§ Excerpted data
*****

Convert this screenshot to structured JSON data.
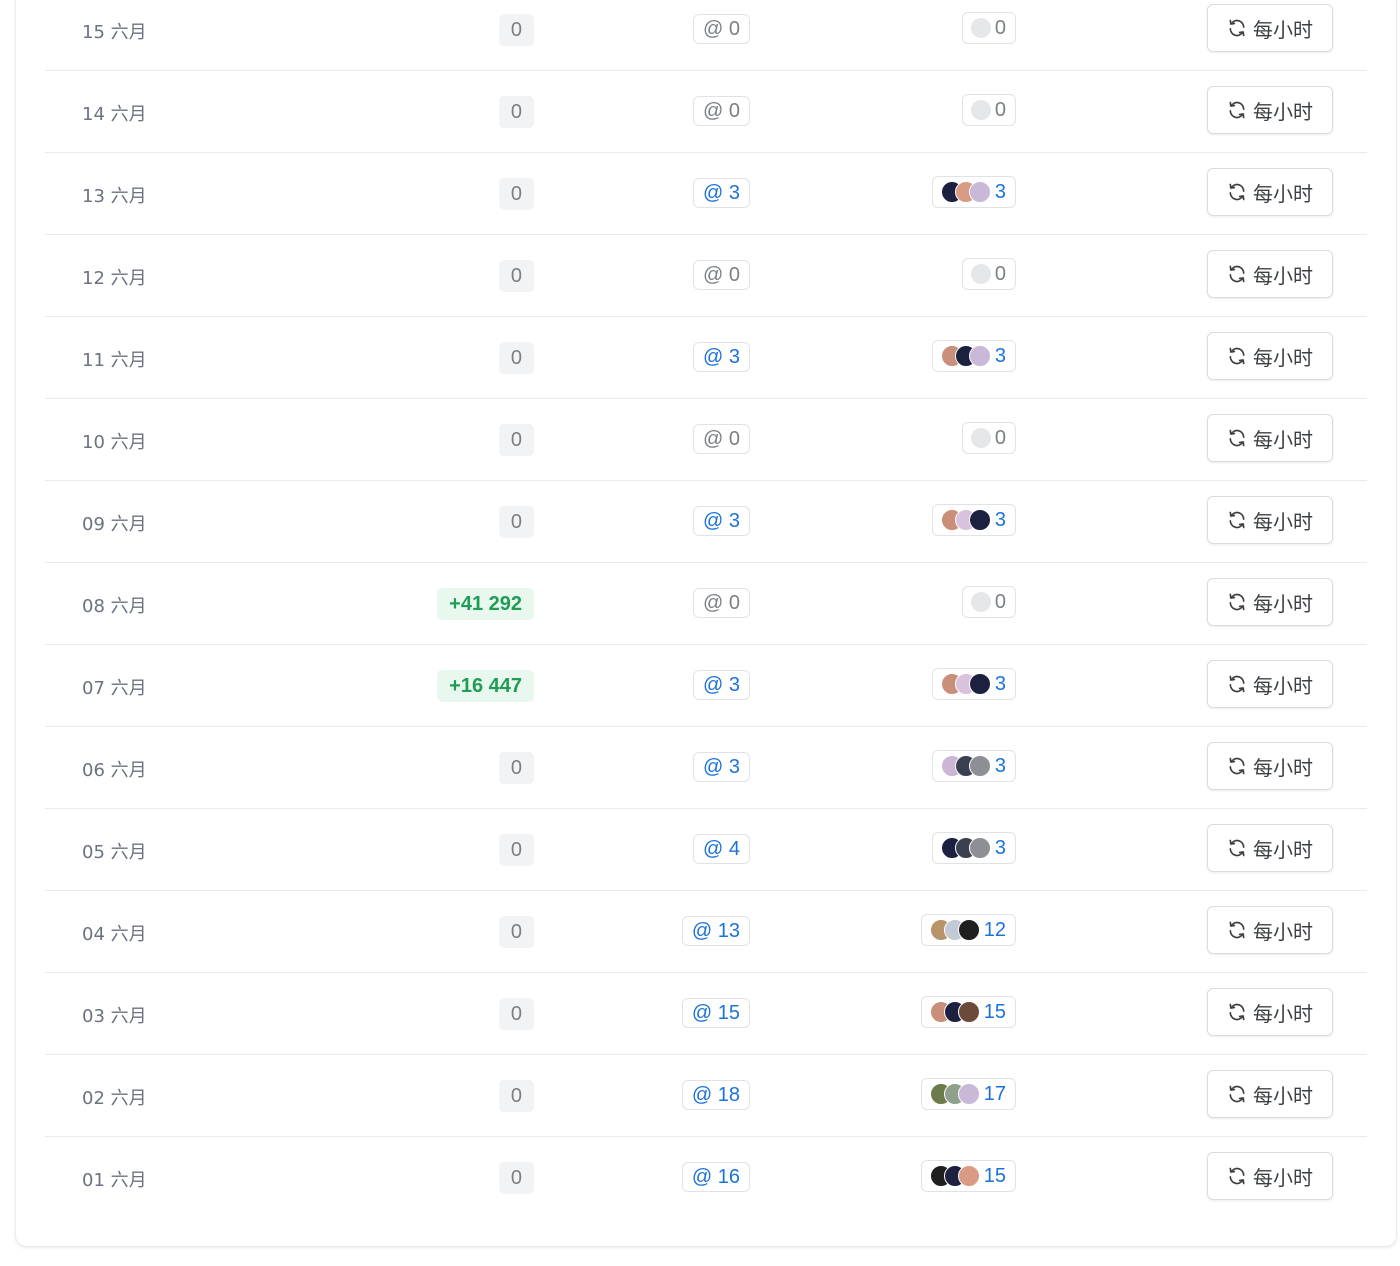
{
  "colors": {
    "positive_delta": "#1f9d55",
    "positive_delta_bg": "#e9f8ef",
    "link_blue": "#1a73d9",
    "muted_gray": "#7b8087"
  },
  "rows": [
    {
      "date": "15 六月",
      "delta": "0",
      "mentions": "@ 0",
      "users_count": "0",
      "avatars": [],
      "frequency": "每小时"
    },
    {
      "date": "14 六月",
      "delta": "0",
      "mentions": "@ 0",
      "users_count": "0",
      "avatars": [],
      "frequency": "每小时"
    },
    {
      "date": "13 六月",
      "delta": "0",
      "mentions": "@ 3",
      "users_count": "3",
      "avatars": [
        "#1d2140",
        "#d99a86",
        "#c9b8d8"
      ],
      "frequency": "每小时"
    },
    {
      "date": "12 六月",
      "delta": "0",
      "mentions": "@ 0",
      "users_count": "0",
      "avatars": [],
      "frequency": "每小时"
    },
    {
      "date": "11 六月",
      "delta": "0",
      "mentions": "@ 3",
      "users_count": "3",
      "avatars": [
        "#c98f7a",
        "#1d2140",
        "#c9b8d8"
      ],
      "frequency": "每小时"
    },
    {
      "date": "10 六月",
      "delta": "0",
      "mentions": "@ 0",
      "users_count": "0",
      "avatars": [],
      "frequency": "每小时"
    },
    {
      "date": "09 六月",
      "delta": "0",
      "mentions": "@ 3",
      "users_count": "3",
      "avatars": [
        "#c98f7a",
        "#d8c2dd",
        "#1d2140"
      ],
      "frequency": "每小时"
    },
    {
      "date": "08 六月",
      "delta": "+41 292",
      "mentions": "@ 0",
      "users_count": "0",
      "avatars": [],
      "frequency": "每小时"
    },
    {
      "date": "07 六月",
      "delta": "+16 447",
      "mentions": "@ 3",
      "users_count": "3",
      "avatars": [
        "#c98f7a",
        "#d8c2dd",
        "#1d2140"
      ],
      "frequency": "每小时"
    },
    {
      "date": "06 六月",
      "delta": "0",
      "mentions": "@ 3",
      "users_count": "3",
      "avatars": [
        "#cbb6d6",
        "#3b3f52",
        "#8c8f96"
      ],
      "frequency": "每小时"
    },
    {
      "date": "05 六月",
      "delta": "0",
      "mentions": "@ 4",
      "users_count": "3",
      "avatars": [
        "#1d2140",
        "#3b3f52",
        "#8c8f96"
      ],
      "frequency": "每小时"
    },
    {
      "date": "04 六月",
      "delta": "0",
      "mentions": "@ 13",
      "users_count": "12",
      "avatars": [
        "#b9946a",
        "#c4c9d6",
        "#1f1f1f"
      ],
      "frequency": "每小时"
    },
    {
      "date": "03 六月",
      "delta": "0",
      "mentions": "@ 15",
      "users_count": "15",
      "avatars": [
        "#c98f7a",
        "#1d2140",
        "#6b4a3a"
      ],
      "frequency": "每小时"
    },
    {
      "date": "02 六月",
      "delta": "0",
      "mentions": "@ 18",
      "users_count": "17",
      "avatars": [
        "#6d7a4a",
        "#8fa08c",
        "#c9b8d8"
      ],
      "frequency": "每小时"
    },
    {
      "date": "01 六月",
      "delta": "0",
      "mentions": "@ 16",
      "users_count": "15",
      "avatars": [
        "#1f1f1f",
        "#1d2140",
        "#d99a86"
      ],
      "frequency": "每小时"
    }
  ]
}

*****

§ Given request
All of the lines above should be printed exactly, minus the pictures.

§ Written response
Convert this screenshot to structured JSON data.
{
  "colors": {
    "positive_delta": "#1f9d55",
    "positive_delta_bg": "#e9f8ef",
    "link_blue": "#1a73d9",
    "muted_gray": "#7b8087"
  },
  "rows": [
    {
      "date": "15 六月",
      "delta": "0",
      "mentions": "@ 0",
      "users_count": "0",
      "avatars": [],
      "frequency": "每小时"
    },
    {
      "date": "14 六月",
      "delta": "0",
      "mentions": "@ 0",
      "users_count": "0",
      "avatars": [],
      "frequency": "每小时"
    },
    {
      "date": "13 六月",
      "delta": "0",
      "mentions": "@ 3",
      "users_count": "3",
      "avatars": [
        "#1d2140",
        "#d99a86",
        "#c9b8d8"
      ],
      "frequency": "每小时"
    },
    {
      "date": "12 六月",
      "delta": "0",
      "mentions": "@ 0",
      "users_count": "0",
      "avatars": [],
      "frequency": "每小时"
    },
    {
      "date": "11 六月",
      "delta": "0",
      "mentions": "@ 3",
      "users_count": "3",
      "avatars": [
        "#c98f7a",
        "#1d2140",
        "#c9b8d8"
      ],
      "frequency": "每小时"
    },
    {
      "date": "10 六月",
      "delta": "0",
      "mentions": "@ 0",
      "users_count": "0",
      "avatars": [],
      "frequency": "每小时"
    },
    {
      "date": "09 六月",
      "delta": "0",
      "mentions": "@ 3",
      "users_count": "3",
      "avatars": [
        "#c98f7a",
        "#d8c2dd",
        "#1d2140"
      ],
      "frequency": "每小时"
    },
    {
      "date": "08 六月",
      "delta": "+41 292",
      "mentions": "@ 0",
      "users_count": "0",
      "avatars": [],
      "frequency": "每小时"
    },
    {
      "date": "07 六月",
      "delta": "+16 447",
      "mentions": "@ 3",
      "users_count": "3",
      "avatars": [
        "#c98f7a",
        "#d8c2dd",
        "#1d2140"
      ],
      "frequency": "每小时"
    },
    {
      "date": "06 六月",
      "delta": "0",
      "mentions": "@ 3",
      "users_count": "3",
      "avatars": [
        "#cbb6d6",
        "#3b3f52",
        "#8c8f96"
      ],
      "frequency": "每小时"
    },
    {
      "date": "05 六月",
      "delta": "0",
      "mentions": "@ 4",
      "users_count": "3",
      "avatars": [
        "#1d2140",
        "#3b3f52",
        "#8c8f96"
      ],
      "frequency": "每小时"
    },
    {
      "date": "04 六月",
      "delta": "0",
      "mentions": "@ 13",
      "users_count": "12",
      "avatars": [
        "#b9946a",
        "#c4c9d6",
        "#1f1f1f"
      ],
      "frequency": "每小时"
    },
    {
      "date": "03 六月",
      "delta": "0",
      "mentions": "@ 15",
      "users_count": "15",
      "avatars": [
        "#c98f7a",
        "#1d2140",
        "#6b4a3a"
      ],
      "frequency": "每小时"
    },
    {
      "date": "02 六月",
      "delta": "0",
      "mentions": "@ 18",
      "users_count": "17",
      "avatars": [
        "#6d7a4a",
        "#8fa08c",
        "#c9b8d8"
      ],
      "frequency": "每小时"
    },
    {
      "date": "01 六月",
      "delta": "0",
      "mentions": "@ 16",
      "users_count": "15",
      "avatars": [
        "#1f1f1f",
        "#1d2140",
        "#d99a86"
      ],
      "frequency": "每小时"
    }
  ]
}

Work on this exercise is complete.